EXERCISE:
Write out each line that follows exactly as it stands, without the pictures.

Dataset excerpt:
⁂

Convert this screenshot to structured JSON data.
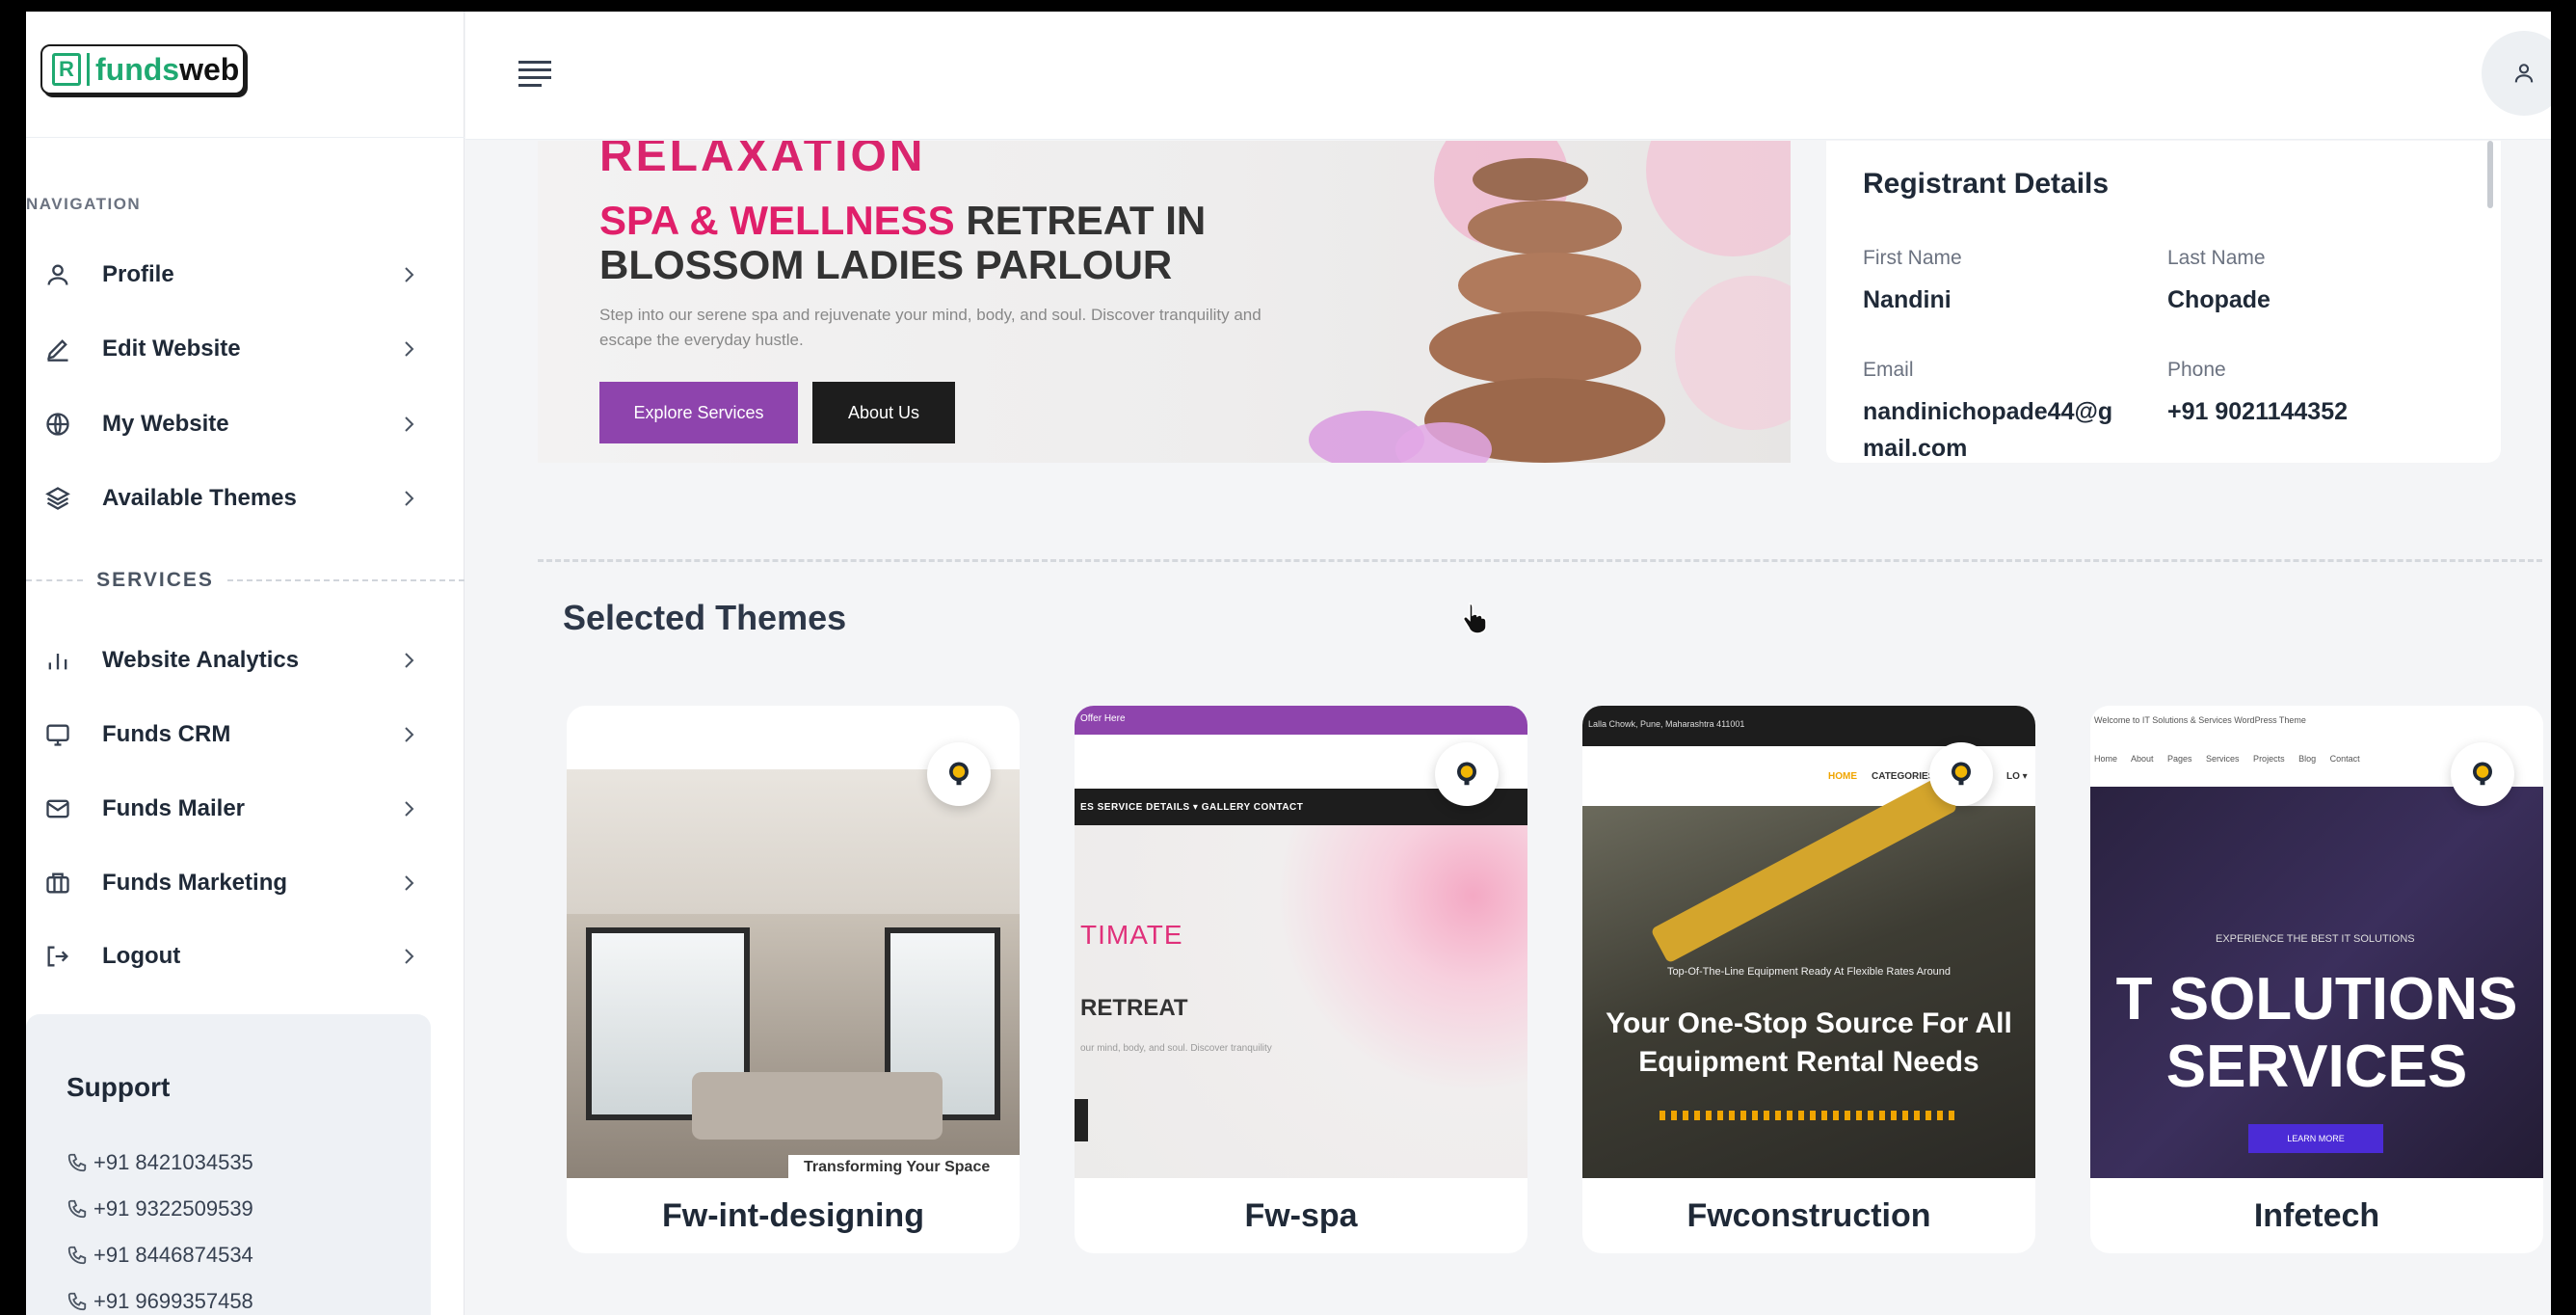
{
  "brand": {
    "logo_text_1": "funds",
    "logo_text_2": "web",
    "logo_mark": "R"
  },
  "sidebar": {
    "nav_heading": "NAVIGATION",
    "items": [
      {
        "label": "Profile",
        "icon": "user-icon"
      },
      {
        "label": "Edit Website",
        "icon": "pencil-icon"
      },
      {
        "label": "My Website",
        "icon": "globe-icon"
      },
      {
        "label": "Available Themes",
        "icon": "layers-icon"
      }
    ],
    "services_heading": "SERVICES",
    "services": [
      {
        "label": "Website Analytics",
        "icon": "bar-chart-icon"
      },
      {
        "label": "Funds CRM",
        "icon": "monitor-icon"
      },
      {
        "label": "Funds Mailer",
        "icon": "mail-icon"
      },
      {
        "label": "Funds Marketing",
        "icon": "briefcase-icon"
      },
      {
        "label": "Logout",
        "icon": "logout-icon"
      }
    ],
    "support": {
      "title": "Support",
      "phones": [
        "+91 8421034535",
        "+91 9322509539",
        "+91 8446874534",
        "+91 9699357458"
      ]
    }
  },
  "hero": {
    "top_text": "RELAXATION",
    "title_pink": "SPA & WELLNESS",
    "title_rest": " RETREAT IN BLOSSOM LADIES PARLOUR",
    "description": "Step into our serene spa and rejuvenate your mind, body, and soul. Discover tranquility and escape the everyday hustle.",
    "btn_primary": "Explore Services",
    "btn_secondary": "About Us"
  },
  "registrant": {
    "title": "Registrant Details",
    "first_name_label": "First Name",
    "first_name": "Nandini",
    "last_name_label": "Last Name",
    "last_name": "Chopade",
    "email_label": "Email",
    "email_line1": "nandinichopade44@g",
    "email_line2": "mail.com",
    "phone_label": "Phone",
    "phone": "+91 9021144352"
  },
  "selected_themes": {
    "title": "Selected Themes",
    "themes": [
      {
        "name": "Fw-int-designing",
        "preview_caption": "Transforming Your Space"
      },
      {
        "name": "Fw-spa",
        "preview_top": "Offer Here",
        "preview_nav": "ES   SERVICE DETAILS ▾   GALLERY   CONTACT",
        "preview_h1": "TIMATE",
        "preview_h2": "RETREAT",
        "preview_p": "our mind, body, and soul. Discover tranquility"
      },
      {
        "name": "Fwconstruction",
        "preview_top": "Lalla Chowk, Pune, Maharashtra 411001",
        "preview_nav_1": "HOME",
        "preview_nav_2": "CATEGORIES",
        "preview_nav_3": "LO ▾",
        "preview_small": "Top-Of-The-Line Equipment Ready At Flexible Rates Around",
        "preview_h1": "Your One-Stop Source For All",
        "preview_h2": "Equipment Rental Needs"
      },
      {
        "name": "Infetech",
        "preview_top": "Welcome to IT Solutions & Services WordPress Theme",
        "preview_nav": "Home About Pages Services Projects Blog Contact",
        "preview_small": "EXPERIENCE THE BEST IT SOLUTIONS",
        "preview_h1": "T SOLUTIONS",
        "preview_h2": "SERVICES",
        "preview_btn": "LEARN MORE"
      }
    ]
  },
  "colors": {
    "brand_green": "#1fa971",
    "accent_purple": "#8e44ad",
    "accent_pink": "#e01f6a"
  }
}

⁂

SOLUTION TO THE EXERCISE:
Convert this screenshot to structured JSON data.
{
  "brand": {
    "logo_text_1": "funds",
    "logo_text_2": "web",
    "logo_mark": "R"
  },
  "sidebar": {
    "nav_heading": "NAVIGATION",
    "items": [
      {
        "label": "Profile",
        "icon": "user-icon"
      },
      {
        "label": "Edit Website",
        "icon": "pencil-icon"
      },
      {
        "label": "My Website",
        "icon": "globe-icon"
      },
      {
        "label": "Available Themes",
        "icon": "layers-icon"
      }
    ],
    "services_heading": "SERVICES",
    "services": [
      {
        "label": "Website Analytics",
        "icon": "bar-chart-icon"
      },
      {
        "label": "Funds CRM",
        "icon": "monitor-icon"
      },
      {
        "label": "Funds Mailer",
        "icon": "mail-icon"
      },
      {
        "label": "Funds Marketing",
        "icon": "briefcase-icon"
      },
      {
        "label": "Logout",
        "icon": "logout-icon"
      }
    ],
    "support": {
      "title": "Support",
      "phones": [
        "+91 8421034535",
        "+91 9322509539",
        "+91 8446874534",
        "+91 9699357458"
      ]
    }
  },
  "hero": {
    "top_text": "RELAXATION",
    "title_pink": "SPA & WELLNESS",
    "title_rest": " RETREAT IN BLOSSOM LADIES PARLOUR",
    "description": "Step into our serene spa and rejuvenate your mind, body, and soul. Discover tranquility and escape the everyday hustle.",
    "btn_primary": "Explore Services",
    "btn_secondary": "About Us"
  },
  "registrant": {
    "title": "Registrant Details",
    "first_name_label": "First Name",
    "first_name": "Nandini",
    "last_name_label": "Last Name",
    "last_name": "Chopade",
    "email_label": "Email",
    "email_line1": "nandinichopade44@g",
    "email_line2": "mail.com",
    "phone_label": "Phone",
    "phone": "+91 9021144352"
  },
  "selected_themes": {
    "title": "Selected Themes",
    "themes": [
      {
        "name": "Fw-int-designing",
        "preview_caption": "Transforming Your Space"
      },
      {
        "name": "Fw-spa",
        "preview_top": "Offer Here",
        "preview_nav": "ES   SERVICE DETAILS ▾   GALLERY   CONTACT",
        "preview_h1": "TIMATE",
        "preview_h2": "RETREAT",
        "preview_p": "our mind, body, and soul. Discover tranquility"
      },
      {
        "name": "Fwconstruction",
        "preview_top": "Lalla Chowk, Pune, Maharashtra 411001",
        "preview_nav_1": "HOME",
        "preview_nav_2": "CATEGORIES",
        "preview_nav_3": "LO ▾",
        "preview_small": "Top-Of-The-Line Equipment Ready At Flexible Rates Around",
        "preview_h1": "Your One-Stop Source For All",
        "preview_h2": "Equipment Rental Needs"
      },
      {
        "name": "Infetech",
        "preview_top": "Welcome to IT Solutions & Services WordPress Theme",
        "preview_nav": "Home About Pages Services Projects Blog Contact",
        "preview_small": "EXPERIENCE THE BEST IT SOLUTIONS",
        "preview_h1": "T SOLUTIONS",
        "preview_h2": "SERVICES",
        "preview_btn": "LEARN MORE"
      }
    ]
  },
  "colors": {
    "brand_green": "#1fa971",
    "accent_purple": "#8e44ad",
    "accent_pink": "#e01f6a"
  }
}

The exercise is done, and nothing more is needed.